* [Set task]
Compile every line that includes the word "Stock".

* [Available data]
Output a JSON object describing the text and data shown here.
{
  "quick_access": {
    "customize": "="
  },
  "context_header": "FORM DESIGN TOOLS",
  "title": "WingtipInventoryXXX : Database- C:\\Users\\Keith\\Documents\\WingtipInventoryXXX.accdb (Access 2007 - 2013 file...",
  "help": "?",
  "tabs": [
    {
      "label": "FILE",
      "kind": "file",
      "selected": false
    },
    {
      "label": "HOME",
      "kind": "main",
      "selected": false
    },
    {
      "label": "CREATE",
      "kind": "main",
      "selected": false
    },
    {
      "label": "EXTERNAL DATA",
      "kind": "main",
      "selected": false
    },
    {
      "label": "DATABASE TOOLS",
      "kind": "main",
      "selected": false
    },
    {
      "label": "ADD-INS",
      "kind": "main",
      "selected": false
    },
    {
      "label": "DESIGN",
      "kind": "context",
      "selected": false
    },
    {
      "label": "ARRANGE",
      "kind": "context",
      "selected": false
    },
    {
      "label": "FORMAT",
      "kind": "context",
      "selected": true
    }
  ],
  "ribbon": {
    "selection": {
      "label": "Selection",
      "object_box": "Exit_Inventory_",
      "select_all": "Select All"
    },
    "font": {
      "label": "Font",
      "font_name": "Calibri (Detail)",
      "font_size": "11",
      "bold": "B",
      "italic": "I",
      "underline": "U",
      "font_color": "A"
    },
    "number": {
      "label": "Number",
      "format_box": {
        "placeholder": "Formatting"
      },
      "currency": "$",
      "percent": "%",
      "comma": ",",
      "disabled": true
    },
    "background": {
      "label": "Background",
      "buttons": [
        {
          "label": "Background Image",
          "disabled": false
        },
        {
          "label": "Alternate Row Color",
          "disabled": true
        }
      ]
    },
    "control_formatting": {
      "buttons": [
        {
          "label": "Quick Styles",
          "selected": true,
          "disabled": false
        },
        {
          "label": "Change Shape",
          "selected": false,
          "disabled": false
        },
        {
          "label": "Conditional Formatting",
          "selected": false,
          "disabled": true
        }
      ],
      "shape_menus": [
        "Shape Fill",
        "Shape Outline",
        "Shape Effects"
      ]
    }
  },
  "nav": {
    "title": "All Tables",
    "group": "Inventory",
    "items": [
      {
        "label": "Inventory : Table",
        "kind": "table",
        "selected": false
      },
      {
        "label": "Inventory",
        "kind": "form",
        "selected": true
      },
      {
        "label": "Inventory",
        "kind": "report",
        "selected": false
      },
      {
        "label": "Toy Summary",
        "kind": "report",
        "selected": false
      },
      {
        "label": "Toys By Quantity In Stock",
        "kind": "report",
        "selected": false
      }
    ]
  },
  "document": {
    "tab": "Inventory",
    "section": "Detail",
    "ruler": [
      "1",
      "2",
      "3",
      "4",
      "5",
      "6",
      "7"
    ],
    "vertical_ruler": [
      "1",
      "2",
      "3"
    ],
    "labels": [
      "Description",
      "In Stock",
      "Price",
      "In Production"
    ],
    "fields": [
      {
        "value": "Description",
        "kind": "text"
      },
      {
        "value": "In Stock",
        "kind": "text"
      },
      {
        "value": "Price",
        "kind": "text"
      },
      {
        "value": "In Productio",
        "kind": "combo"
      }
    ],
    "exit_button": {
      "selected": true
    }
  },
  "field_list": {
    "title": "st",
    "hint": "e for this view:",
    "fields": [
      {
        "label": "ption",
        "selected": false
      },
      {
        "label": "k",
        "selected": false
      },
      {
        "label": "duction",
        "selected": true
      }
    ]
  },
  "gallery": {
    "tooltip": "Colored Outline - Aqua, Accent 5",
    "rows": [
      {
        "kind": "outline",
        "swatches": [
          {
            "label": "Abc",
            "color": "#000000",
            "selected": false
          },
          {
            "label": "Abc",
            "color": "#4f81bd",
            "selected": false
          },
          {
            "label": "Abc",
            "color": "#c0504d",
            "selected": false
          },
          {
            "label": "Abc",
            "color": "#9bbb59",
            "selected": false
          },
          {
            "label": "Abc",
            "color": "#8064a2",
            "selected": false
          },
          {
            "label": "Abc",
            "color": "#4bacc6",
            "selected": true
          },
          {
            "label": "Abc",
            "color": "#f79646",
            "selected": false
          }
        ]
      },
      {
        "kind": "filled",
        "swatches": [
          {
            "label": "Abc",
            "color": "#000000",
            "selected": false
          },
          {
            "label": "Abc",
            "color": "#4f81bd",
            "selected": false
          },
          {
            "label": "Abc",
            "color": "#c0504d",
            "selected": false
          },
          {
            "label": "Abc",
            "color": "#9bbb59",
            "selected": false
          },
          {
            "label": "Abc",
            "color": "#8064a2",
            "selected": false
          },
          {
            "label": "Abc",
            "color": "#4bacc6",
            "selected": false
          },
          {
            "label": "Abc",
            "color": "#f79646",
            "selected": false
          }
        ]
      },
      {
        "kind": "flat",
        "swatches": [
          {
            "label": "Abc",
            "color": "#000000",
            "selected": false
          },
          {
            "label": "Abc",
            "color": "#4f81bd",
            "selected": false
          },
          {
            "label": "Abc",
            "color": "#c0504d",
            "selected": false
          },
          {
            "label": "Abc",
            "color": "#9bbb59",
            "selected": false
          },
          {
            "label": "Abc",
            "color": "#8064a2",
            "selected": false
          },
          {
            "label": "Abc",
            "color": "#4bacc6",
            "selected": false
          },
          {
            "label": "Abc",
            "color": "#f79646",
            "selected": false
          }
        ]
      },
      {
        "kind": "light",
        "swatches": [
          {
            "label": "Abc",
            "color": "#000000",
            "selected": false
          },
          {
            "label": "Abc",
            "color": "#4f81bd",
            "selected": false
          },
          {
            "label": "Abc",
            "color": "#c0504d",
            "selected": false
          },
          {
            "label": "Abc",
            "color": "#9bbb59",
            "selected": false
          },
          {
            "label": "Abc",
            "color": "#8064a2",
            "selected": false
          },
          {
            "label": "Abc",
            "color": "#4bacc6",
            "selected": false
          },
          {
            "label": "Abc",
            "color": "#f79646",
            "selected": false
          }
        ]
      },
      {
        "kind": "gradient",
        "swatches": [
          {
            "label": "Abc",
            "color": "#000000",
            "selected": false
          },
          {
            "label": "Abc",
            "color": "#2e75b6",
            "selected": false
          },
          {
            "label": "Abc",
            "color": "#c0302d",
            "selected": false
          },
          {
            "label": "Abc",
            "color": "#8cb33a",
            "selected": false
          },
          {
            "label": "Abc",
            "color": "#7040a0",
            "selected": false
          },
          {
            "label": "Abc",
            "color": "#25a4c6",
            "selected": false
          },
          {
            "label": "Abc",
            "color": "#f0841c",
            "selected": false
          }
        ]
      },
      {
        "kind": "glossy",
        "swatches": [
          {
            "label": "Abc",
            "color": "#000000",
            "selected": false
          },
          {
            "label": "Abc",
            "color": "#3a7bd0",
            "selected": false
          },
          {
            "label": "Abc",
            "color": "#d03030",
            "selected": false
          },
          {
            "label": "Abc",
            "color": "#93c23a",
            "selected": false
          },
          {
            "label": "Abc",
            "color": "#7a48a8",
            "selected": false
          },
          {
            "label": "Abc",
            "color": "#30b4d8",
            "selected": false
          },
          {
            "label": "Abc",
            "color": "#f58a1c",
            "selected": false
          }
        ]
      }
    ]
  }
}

* [Reply]
        "label": "Toys By Quantity In Stock",
      "In Stock",
        "value": "In Stock",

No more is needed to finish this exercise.